[BEGIN Dataset extract]
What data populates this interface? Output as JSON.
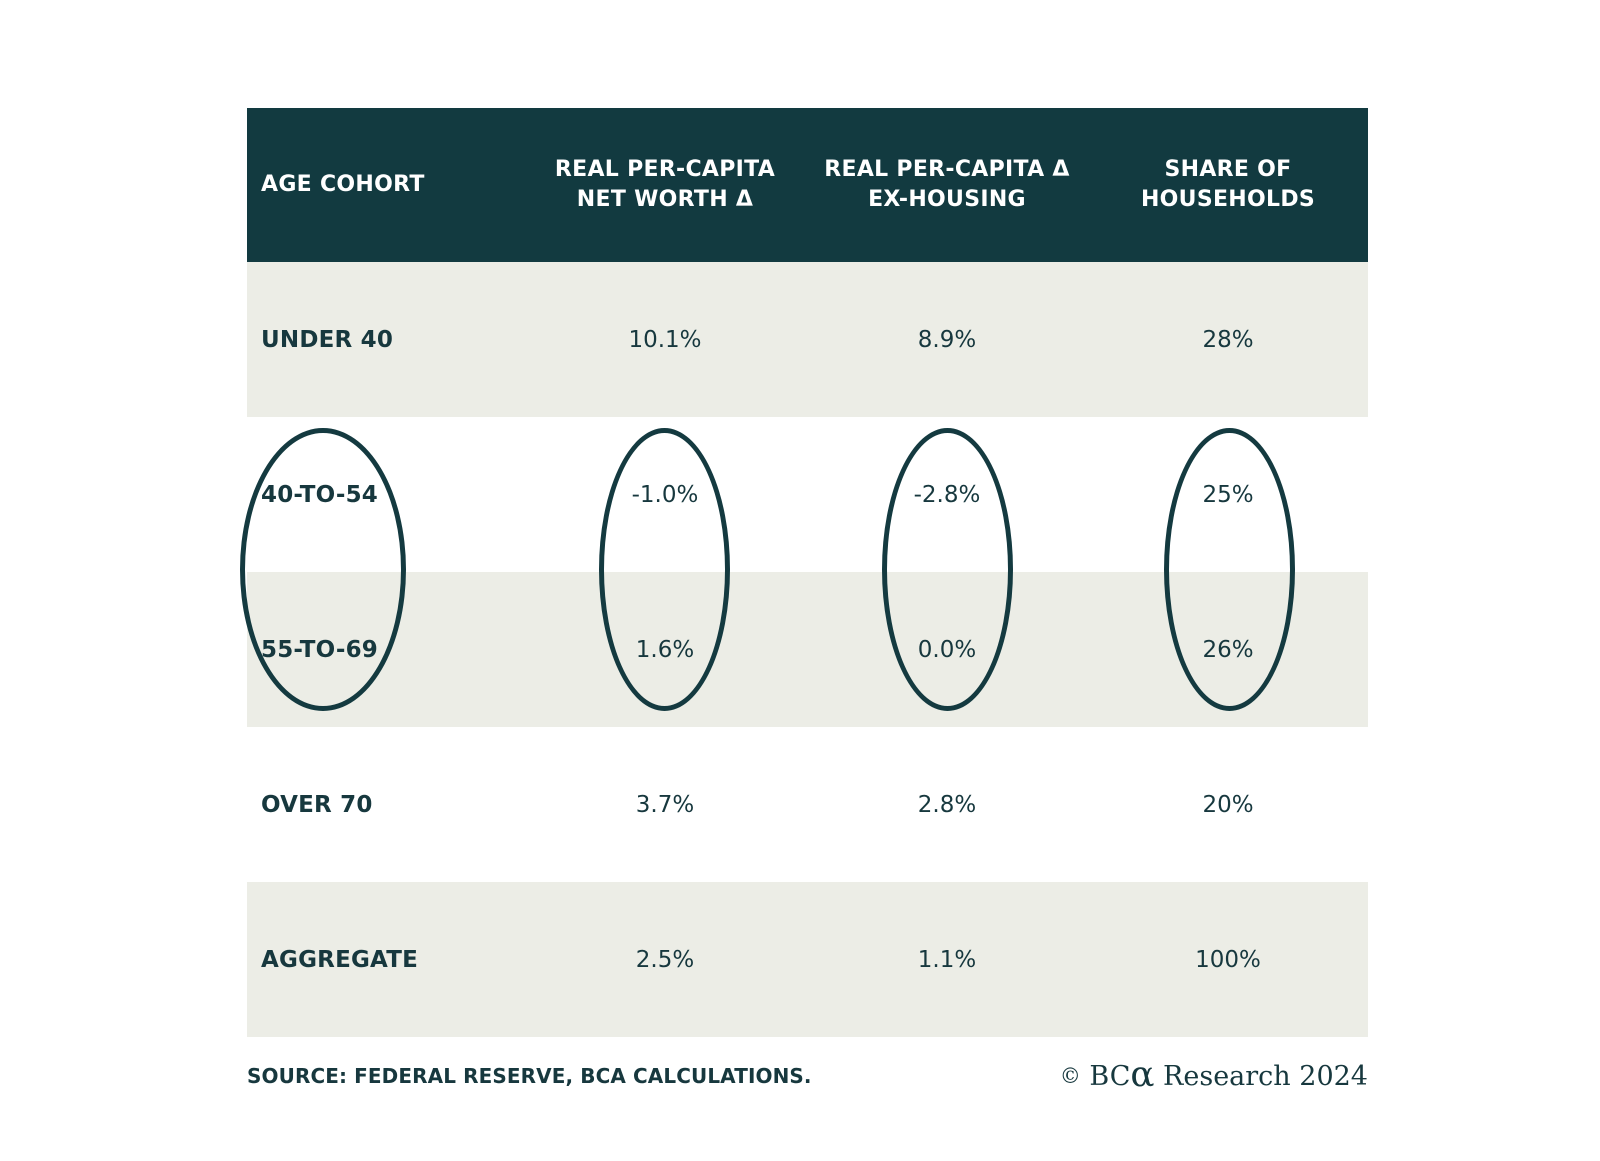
{
  "colors": {
    "header_bg": "#123A40",
    "header_text": "#FFFFFF",
    "row_alt_bg": "#ECEDE6",
    "row_white_bg": "#FFFFFF",
    "text": "#17383E",
    "ellipse_stroke": "#143A40"
  },
  "table": {
    "header": [
      {
        "line1": "AGE COHORT",
        "line2": ""
      },
      {
        "line1": "REAL PER-CAPITA",
        "line2": "NET WORTH Δ"
      },
      {
        "line1": "REAL PER-CAPITA Δ",
        "line2": "EX-HOUSING"
      },
      {
        "line1": "SHARE OF",
        "line2": "HOUSEHOLDS"
      }
    ],
    "rows": [
      {
        "label": "UNDER 40",
        "values": [
          "10.1%",
          "8.9%",
          "28%"
        ]
      },
      {
        "label": "40-TO-54",
        "values": [
          "-1.0%",
          "-2.8%",
          "25%"
        ]
      },
      {
        "label": "55-TO-69",
        "values": [
          "1.6%",
          "0.0%",
          "26%"
        ]
      },
      {
        "label": "OVER 70",
        "values": [
          "3.7%",
          "2.8%",
          "20%"
        ]
      },
      {
        "label": "AGGREGATE",
        "values": [
          "2.5%",
          "1.1%",
          "100%"
        ]
      }
    ]
  },
  "footer": {
    "source": "SOURCE: FEDERAL RESERVE, BCA CALCULATIONS.",
    "copyright_symbol": "©",
    "brand_bc": "BC",
    "brand_alpha": "α",
    "brand_rest": " Research 2024"
  },
  "chart_data": {
    "type": "table",
    "title": "",
    "columns": [
      "AGE COHORT",
      "REAL PER-CAPITA NET WORTH Δ",
      "REAL PER-CAPITA Δ EX-HOUSING",
      "SHARE OF HOUSEHOLDS"
    ],
    "rows": [
      [
        "UNDER 40",
        "10.1%",
        "8.9%",
        "28%"
      ],
      [
        "40-TO-54",
        "-1.0%",
        "-2.8%",
        "25%"
      ],
      [
        "55-TO-69",
        "1.6%",
        "0.0%",
        "26%"
      ],
      [
        "OVER 70",
        "3.7%",
        "2.8%",
        "20%"
      ],
      [
        "AGGREGATE",
        "2.5%",
        "1.1%",
        "100%"
      ]
    ],
    "annotations": "Ellipses circle the 40-TO-54 and 55-TO-69 rows in all four columns",
    "source": "SOURCE: FEDERAL RESERVE, BCA CALCULATIONS.",
    "credit": "© BCα Research 2024"
  }
}
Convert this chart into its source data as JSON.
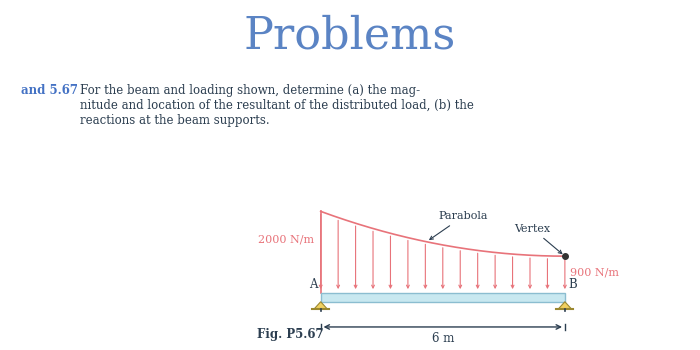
{
  "title": "Problems",
  "title_color": "#5B84C4",
  "title_fontsize": 32,
  "problem_label": "and 5.67",
  "problem_label_color": "#4472C4",
  "problem_text": "For the beam and loading shown, determine (a) the mag-\nnitude and location of the resultant of the distributed load, (b) the\nreactions at the beam supports.",
  "fig_label": "Fig. P5.67",
  "parabola_label": "Parabola",
  "vertex_label": "Vertex",
  "load_left_label": "2000 N/m",
  "load_right_label": "900 N/m",
  "dim_label": "6 m",
  "load_line_color": "#E8737A",
  "arrow_color": "#E8737A",
  "beam_color": "#C8E8F0",
  "beam_edge_color": "#8BBDD0",
  "support_color": "#F0D060",
  "dim_color": "#2C3E50",
  "text_color": "#2C3E50",
  "annotation_color": "#2C3E50"
}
[END Dataset extract]
To be done: Give an exact reproduction of every line, leaving out any picture.

Complete answer:
What data populates this interface? Output as JSON.
{
  "colors": {
    "header_bg": "#123A40",
    "header_text": "#FFFFFF",
    "row_alt_bg": "#ECEDE6",
    "row_white_bg": "#FFFFFF",
    "text": "#17383E",
    "ellipse_stroke": "#143A40"
  },
  "table": {
    "header": [
      {
        "line1": "AGE COHORT",
        "line2": ""
      },
      {
        "line1": "REAL PER-CAPITA",
        "line2": "NET WORTH Δ"
      },
      {
        "line1": "REAL PER-CAPITA Δ",
        "line2": "EX-HOUSING"
      },
      {
        "line1": "SHARE OF",
        "line2": "HOUSEHOLDS"
      }
    ],
    "rows": [
      {
        "label": "UNDER 40",
        "values": [
          "10.1%",
          "8.9%",
          "28%"
        ]
      },
      {
        "label": "40-TO-54",
        "values": [
          "-1.0%",
          "-2.8%",
          "25%"
        ]
      },
      {
        "label": "55-TO-69",
        "values": [
          "1.6%",
          "0.0%",
          "26%"
        ]
      },
      {
        "label": "OVER 70",
        "values": [
          "3.7%",
          "2.8%",
          "20%"
        ]
      },
      {
        "label": "AGGREGATE",
        "values": [
          "2.5%",
          "1.1%",
          "100%"
        ]
      }
    ]
  },
  "footer": {
    "source": "SOURCE: FEDERAL RESERVE, BCA CALCULATIONS.",
    "copyright_symbol": "©",
    "brand_bc": "BC",
    "brand_alpha": "α",
    "brand_rest": " Research 2024"
  },
  "chart_data": {
    "type": "table",
    "title": "",
    "columns": [
      "AGE COHORT",
      "REAL PER-CAPITA NET WORTH Δ",
      "REAL PER-CAPITA Δ EX-HOUSING",
      "SHARE OF HOUSEHOLDS"
    ],
    "rows": [
      [
        "UNDER 40",
        "10.1%",
        "8.9%",
        "28%"
      ],
      [
        "40-TO-54",
        "-1.0%",
        "-2.8%",
        "25%"
      ],
      [
        "55-TO-69",
        "1.6%",
        "0.0%",
        "26%"
      ],
      [
        "OVER 70",
        "3.7%",
        "2.8%",
        "20%"
      ],
      [
        "AGGREGATE",
        "2.5%",
        "1.1%",
        "100%"
      ]
    ],
    "annotations": "Ellipses circle the 40-TO-54 and 55-TO-69 rows in all four columns",
    "source": "SOURCE: FEDERAL RESERVE, BCA CALCULATIONS.",
    "credit": "© BCα Research 2024"
  }
}
Convert this chart into its source data as JSON.
{
  "title": "Problems",
  "title_color": "#5B84C4",
  "title_fontsize": 32,
  "problem_label": "and 5.67",
  "problem_label_color": "#4472C4",
  "problem_text": "For the beam and loading shown, determine (a) the mag-\nnitude and location of the resultant of the distributed load, (b) the\nreactions at the beam supports.",
  "fig_label": "Fig. P5.67",
  "parabola_label": "Parabola",
  "vertex_label": "Vertex",
  "load_left_label": "2000 N/m",
  "load_right_label": "900 N/m",
  "dim_label": "6 m",
  "load_line_color": "#E8737A",
  "arrow_color": "#E8737A",
  "beam_color": "#C8E8F0",
  "beam_edge_color": "#8BBDD0",
  "support_color": "#F0D060",
  "dim_color": "#2C3E50",
  "text_color": "#2C3E50",
  "annotation_color": "#2C3E50"
}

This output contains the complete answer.